* **Task statement**
Select the lines of the records containing the word "Drone" and list them.

* **Input material**
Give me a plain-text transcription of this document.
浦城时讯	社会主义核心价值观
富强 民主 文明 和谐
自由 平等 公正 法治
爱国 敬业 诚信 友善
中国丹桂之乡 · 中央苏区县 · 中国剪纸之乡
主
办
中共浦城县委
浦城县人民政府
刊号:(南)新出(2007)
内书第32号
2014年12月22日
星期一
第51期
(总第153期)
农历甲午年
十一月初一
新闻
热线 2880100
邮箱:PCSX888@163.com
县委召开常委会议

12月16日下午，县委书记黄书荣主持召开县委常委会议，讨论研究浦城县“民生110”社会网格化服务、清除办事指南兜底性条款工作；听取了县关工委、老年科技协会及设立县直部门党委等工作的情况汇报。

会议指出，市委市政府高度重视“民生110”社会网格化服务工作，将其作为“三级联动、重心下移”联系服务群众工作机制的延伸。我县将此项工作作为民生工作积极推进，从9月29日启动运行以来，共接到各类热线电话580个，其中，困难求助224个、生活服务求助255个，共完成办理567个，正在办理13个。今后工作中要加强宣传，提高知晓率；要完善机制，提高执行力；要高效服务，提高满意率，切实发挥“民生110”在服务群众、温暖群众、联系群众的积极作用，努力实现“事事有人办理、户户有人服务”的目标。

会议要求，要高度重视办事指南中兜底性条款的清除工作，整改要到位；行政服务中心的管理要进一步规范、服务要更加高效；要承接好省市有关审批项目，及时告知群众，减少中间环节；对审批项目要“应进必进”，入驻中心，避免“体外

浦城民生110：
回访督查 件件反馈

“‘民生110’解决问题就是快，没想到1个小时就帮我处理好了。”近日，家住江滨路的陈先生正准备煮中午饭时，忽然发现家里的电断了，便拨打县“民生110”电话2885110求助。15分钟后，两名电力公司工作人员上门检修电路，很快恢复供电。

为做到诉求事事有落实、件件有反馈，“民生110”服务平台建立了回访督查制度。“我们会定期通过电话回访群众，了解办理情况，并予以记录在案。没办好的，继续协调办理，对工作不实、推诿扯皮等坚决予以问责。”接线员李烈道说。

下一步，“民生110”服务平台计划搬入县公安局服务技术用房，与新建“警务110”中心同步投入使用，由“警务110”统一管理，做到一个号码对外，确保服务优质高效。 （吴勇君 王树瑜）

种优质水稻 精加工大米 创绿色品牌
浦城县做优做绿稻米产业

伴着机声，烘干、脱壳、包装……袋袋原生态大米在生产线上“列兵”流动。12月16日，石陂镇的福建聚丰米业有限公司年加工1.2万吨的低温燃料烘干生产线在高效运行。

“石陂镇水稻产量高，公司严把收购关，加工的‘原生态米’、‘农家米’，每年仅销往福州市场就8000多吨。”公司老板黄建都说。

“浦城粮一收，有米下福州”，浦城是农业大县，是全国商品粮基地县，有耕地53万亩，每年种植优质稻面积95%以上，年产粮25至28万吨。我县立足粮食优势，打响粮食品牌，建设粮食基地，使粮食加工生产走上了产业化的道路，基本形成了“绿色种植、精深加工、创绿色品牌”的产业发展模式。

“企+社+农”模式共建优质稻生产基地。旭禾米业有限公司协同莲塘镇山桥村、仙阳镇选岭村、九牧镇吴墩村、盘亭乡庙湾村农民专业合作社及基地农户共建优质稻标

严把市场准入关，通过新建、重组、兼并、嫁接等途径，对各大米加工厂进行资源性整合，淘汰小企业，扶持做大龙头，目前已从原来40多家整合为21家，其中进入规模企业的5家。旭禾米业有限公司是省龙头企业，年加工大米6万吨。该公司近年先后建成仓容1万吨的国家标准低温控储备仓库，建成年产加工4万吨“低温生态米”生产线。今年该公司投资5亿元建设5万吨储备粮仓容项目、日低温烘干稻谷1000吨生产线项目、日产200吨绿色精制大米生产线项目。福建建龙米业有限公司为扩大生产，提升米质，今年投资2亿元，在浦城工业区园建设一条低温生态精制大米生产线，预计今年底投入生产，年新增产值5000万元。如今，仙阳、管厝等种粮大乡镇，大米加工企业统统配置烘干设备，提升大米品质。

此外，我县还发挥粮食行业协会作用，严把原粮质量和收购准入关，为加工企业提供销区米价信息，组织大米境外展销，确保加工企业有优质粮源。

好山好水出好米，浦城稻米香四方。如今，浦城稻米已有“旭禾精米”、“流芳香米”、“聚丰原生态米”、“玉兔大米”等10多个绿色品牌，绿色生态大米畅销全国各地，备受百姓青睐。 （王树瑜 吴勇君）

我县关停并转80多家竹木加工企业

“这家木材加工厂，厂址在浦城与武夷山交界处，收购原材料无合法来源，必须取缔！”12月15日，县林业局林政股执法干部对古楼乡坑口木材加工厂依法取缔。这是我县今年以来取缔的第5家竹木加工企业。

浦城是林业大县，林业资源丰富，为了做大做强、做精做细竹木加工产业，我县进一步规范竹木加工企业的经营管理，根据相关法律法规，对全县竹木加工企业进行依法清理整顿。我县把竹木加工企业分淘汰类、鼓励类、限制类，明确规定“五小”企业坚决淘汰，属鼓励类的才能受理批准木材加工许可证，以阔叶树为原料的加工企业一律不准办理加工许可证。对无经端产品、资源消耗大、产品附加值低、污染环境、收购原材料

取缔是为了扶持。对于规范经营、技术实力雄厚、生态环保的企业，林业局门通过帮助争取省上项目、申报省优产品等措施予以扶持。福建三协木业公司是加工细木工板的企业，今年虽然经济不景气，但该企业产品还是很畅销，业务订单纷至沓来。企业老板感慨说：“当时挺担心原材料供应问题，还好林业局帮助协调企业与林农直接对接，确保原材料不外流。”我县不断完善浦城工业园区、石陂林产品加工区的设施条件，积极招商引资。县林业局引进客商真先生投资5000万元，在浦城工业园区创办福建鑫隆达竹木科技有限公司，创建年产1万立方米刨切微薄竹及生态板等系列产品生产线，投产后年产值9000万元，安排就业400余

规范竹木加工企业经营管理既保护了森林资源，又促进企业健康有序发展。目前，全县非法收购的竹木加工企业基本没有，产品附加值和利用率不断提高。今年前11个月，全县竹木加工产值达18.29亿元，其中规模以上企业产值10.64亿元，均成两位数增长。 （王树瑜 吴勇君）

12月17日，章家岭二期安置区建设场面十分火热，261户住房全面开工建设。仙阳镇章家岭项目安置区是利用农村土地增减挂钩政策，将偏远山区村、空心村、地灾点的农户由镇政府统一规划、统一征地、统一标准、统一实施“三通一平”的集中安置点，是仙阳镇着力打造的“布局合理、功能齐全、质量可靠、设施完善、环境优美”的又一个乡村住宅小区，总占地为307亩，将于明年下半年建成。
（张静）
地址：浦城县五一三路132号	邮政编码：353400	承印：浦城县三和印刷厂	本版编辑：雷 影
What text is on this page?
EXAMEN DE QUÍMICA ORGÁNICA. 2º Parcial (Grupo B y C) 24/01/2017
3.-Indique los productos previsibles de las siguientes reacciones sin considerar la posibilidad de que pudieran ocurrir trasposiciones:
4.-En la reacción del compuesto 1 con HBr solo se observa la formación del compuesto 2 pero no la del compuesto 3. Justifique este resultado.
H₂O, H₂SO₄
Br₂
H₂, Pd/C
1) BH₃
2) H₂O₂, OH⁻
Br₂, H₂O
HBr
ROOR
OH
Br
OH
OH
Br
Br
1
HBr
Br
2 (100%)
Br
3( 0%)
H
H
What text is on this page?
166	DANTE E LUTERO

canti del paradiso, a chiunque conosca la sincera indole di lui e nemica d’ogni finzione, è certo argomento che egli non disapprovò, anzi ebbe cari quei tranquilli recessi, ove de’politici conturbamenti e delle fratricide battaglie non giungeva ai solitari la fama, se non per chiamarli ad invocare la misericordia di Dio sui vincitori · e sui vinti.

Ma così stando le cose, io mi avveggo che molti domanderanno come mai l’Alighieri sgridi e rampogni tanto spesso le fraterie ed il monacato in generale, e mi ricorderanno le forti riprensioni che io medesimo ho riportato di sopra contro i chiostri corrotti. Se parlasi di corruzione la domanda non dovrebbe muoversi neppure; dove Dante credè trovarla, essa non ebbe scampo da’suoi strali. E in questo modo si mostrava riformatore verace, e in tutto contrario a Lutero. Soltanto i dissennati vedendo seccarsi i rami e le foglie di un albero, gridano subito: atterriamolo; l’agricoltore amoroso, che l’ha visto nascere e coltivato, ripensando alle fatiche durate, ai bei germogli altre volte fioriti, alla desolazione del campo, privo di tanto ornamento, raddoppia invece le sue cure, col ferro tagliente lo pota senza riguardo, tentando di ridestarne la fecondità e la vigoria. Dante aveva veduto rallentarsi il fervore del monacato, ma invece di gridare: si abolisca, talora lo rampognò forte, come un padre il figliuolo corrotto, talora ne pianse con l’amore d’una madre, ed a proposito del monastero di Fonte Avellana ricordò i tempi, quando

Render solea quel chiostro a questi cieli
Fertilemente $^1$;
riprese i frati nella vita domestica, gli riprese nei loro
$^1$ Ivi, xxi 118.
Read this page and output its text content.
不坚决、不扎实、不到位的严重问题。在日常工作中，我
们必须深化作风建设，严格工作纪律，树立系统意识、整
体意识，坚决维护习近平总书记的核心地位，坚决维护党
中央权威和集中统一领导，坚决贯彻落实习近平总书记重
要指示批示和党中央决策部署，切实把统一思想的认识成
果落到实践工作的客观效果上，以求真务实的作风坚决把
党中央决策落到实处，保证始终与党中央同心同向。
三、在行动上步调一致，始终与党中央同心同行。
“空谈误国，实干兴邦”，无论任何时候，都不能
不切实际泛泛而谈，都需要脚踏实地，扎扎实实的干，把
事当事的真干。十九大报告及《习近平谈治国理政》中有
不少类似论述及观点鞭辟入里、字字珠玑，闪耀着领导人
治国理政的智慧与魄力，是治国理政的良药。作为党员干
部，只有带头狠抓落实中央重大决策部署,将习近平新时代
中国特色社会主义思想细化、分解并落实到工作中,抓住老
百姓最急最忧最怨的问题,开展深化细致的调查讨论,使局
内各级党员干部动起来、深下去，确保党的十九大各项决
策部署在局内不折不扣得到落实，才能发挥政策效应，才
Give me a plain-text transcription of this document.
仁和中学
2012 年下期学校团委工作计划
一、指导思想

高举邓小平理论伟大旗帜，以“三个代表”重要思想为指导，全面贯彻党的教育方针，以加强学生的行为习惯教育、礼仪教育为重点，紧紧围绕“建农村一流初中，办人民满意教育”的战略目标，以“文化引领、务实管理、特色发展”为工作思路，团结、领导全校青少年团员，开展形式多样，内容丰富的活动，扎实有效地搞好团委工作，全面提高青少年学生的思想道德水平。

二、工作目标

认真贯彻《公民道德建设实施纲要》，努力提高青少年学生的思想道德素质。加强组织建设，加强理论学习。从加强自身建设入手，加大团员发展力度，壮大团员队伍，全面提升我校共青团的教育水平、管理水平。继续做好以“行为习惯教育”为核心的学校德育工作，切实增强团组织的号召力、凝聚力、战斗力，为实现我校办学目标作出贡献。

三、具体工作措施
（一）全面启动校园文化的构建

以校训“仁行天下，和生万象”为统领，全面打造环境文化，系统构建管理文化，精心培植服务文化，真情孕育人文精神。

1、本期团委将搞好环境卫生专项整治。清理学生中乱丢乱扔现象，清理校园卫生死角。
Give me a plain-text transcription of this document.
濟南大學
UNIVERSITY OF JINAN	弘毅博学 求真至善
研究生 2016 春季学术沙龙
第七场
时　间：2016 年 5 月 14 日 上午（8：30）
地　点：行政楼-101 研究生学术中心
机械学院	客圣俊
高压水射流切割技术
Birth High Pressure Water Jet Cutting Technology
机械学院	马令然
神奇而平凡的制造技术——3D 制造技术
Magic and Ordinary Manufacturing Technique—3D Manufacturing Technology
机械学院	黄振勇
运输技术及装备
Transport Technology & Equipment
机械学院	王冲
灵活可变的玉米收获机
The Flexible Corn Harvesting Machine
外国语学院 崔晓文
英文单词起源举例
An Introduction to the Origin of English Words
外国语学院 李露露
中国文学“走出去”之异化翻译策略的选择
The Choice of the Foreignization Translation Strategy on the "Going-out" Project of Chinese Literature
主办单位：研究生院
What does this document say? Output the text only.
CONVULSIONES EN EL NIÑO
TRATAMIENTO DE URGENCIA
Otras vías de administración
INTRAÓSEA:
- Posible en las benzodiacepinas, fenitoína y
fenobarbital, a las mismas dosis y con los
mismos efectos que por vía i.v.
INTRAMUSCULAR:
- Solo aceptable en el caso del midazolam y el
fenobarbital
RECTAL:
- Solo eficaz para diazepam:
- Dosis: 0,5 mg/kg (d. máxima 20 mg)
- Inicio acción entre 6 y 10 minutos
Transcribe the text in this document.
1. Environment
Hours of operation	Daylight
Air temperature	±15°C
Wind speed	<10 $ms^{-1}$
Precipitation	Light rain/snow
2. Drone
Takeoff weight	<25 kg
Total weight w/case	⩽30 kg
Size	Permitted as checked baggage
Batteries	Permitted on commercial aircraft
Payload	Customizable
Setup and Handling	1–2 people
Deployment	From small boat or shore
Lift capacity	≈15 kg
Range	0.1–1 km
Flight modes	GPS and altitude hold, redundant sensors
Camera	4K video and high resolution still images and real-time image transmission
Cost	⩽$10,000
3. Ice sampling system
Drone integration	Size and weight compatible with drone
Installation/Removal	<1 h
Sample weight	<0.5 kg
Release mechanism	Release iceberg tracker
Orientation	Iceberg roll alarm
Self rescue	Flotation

* **Worked answer**
2. Drone
Drone integration	Size and weight compatible with drone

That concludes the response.